Given problem:
Transcribe the records below exactly.

========================

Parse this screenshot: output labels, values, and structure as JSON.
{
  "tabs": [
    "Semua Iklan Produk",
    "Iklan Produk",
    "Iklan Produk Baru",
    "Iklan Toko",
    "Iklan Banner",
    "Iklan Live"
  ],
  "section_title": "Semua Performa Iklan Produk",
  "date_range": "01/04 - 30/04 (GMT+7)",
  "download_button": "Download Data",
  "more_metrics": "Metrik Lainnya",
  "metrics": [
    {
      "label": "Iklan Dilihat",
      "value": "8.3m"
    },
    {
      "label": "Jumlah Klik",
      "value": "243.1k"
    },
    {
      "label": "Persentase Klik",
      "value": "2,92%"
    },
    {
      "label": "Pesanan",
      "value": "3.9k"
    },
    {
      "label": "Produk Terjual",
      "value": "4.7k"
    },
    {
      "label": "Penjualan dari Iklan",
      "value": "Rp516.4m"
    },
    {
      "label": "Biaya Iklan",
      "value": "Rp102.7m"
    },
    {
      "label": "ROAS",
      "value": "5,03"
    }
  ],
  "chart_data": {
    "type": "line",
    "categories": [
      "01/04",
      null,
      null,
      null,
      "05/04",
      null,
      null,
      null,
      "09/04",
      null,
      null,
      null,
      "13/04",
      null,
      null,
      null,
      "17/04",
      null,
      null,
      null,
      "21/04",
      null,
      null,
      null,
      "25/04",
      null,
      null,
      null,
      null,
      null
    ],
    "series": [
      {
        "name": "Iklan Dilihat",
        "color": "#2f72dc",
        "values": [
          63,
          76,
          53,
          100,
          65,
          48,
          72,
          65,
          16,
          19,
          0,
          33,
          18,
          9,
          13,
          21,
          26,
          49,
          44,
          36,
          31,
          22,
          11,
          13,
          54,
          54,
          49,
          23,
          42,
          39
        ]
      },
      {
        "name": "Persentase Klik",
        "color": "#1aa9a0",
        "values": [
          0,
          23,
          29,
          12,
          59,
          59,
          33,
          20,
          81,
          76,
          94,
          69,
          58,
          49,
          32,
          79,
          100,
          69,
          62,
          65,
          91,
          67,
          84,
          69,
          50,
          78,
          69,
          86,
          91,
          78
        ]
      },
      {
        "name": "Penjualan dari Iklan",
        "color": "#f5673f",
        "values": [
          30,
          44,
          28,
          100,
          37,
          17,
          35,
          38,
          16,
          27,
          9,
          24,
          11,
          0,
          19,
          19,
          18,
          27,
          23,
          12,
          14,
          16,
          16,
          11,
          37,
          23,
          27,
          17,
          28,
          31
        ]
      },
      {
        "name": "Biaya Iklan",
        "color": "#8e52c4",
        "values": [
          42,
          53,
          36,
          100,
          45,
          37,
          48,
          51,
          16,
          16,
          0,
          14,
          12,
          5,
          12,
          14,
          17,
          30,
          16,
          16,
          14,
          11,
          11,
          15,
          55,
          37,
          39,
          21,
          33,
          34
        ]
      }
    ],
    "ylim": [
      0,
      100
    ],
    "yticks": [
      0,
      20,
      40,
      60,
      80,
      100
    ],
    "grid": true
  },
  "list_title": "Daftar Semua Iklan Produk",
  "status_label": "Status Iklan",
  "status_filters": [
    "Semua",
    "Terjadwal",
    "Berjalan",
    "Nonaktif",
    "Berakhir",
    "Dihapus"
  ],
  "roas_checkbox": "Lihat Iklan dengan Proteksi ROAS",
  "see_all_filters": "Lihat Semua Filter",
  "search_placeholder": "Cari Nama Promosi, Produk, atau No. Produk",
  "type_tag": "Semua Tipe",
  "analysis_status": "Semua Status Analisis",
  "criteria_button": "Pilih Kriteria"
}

========================

Response:
Parse this screenshot: output labels, values, and structure as JSON.
{
  "tabs": [
    "Semua Iklan Produk",
    "Iklan Produk",
    "Iklan Produk Baru",
    "Iklan Toko",
    "Iklan Banner",
    "Iklan Live"
  ],
  "section_title": "Semua Performa Iklan Produk",
  "date_range": "01/04 - 30/04 (GMT+7)",
  "download_button": "Download Data",
  "more_metrics": "Metrik Lainnya",
  "metrics": [
    {
      "label": "Iklan Dilihat",
      "value": "8.3m"
    },
    {
      "label": "Jumlah Klik",
      "value": "243.1k"
    },
    {
      "label": "Persentase Klik",
      "value": "2,92%"
    },
    {
      "label": "Pesanan",
      "value": "3.9k"
    },
    {
      "label": "Produk Terjual",
      "value": "4.7k"
    },
    {
      "label": "Penjualan dari Iklan",
      "value": "Rp516.4m"
    },
    {
      "label": "Biaya Iklan",
      "value": "Rp102.7m"
    },
    {
      "label": "ROAS",
      "value": "5,03"
    }
  ],
  "chart_data": {
    "type": "line",
    "categories": [
      "01/04",
      null,
      null,
      null,
      "05/04",
      null,
      null,
      null,
      "09/04",
      null,
      null,
      null,
      "13/04",
      null,
      null,
      null,
      "17/04",
      null,
      null,
      null,
      "21/04",
      null,
      null,
      null,
      "25/04",
      null,
      null,
      null,
      null,
      null
    ],
    "series": [
      {
        "name": "Iklan Dilihat",
        "color": "#2f72dc",
        "values": [
          63,
          76,
          53,
          100,
          65,
          48,
          72,
          65,
          16,
          19,
          0,
          33,
          18,
          9,
          13,
          21,
          26,
          49,
          44,
          36,
          31,
          22,
          11,
          13,
          54,
          54,
          49,
          23,
          42,
          39
        ]
      },
      {
        "name": "Persentase Klik",
        "color": "#1aa9a0",
        "values": [
          0,
          23,
          29,
          12,
          59,
          59,
          33,
          20,
          81,
          76,
          94,
          69,
          58,
          49,
          32,
          79,
          100,
          69,
          62,
          65,
          91,
          67,
          84,
          69,
          50,
          78,
          69,
          86,
          91,
          78
        ]
      },
      {
        "name": "Penjualan dari Iklan",
        "color": "#f5673f",
        "values": [
          30,
          44,
          28,
          100,
          37,
          17,
          35,
          38,
          16,
          27,
          9,
          24,
          11,
          0,
          19,
          19,
          18,
          27,
          23,
          12,
          14,
          16,
          16,
          11,
          37,
          23,
          27,
          17,
          28,
          31
        ]
      },
      {
        "name": "Biaya Iklan",
        "color": "#8e52c4",
        "values": [
          42,
          53,
          36,
          100,
          45,
          37,
          48,
          51,
          16,
          16,
          0,
          14,
          12,
          5,
          12,
          14,
          17,
          30,
          16,
          16,
          14,
          11,
          11,
          15,
          55,
          37,
          39,
          21,
          33,
          34
        ]
      }
    ],
    "ylim": [
      0,
      100
    ],
    "yticks": [
      0,
      20,
      40,
      60,
      80,
      100
    ],
    "grid": true
  },
  "list_title": "Daftar Semua Iklan Produk",
  "status_label": "Status Iklan",
  "status_filters": [
    "Semua",
    "Terjadwal",
    "Berjalan",
    "Nonaktif",
    "Berakhir",
    "Dihapus"
  ],
  "roas_checkbox": "Lihat Iklan dengan Proteksi ROAS",
  "see_all_filters": "Lihat Semua Filter",
  "search_placeholder": "Cari Nama Promosi, Produk, atau No. Produk",
  "type_tag": "Semua Tipe",
  "analysis_status": "Semua Status Analisis",
  "criteria_button": "Pilih Kriteria"
}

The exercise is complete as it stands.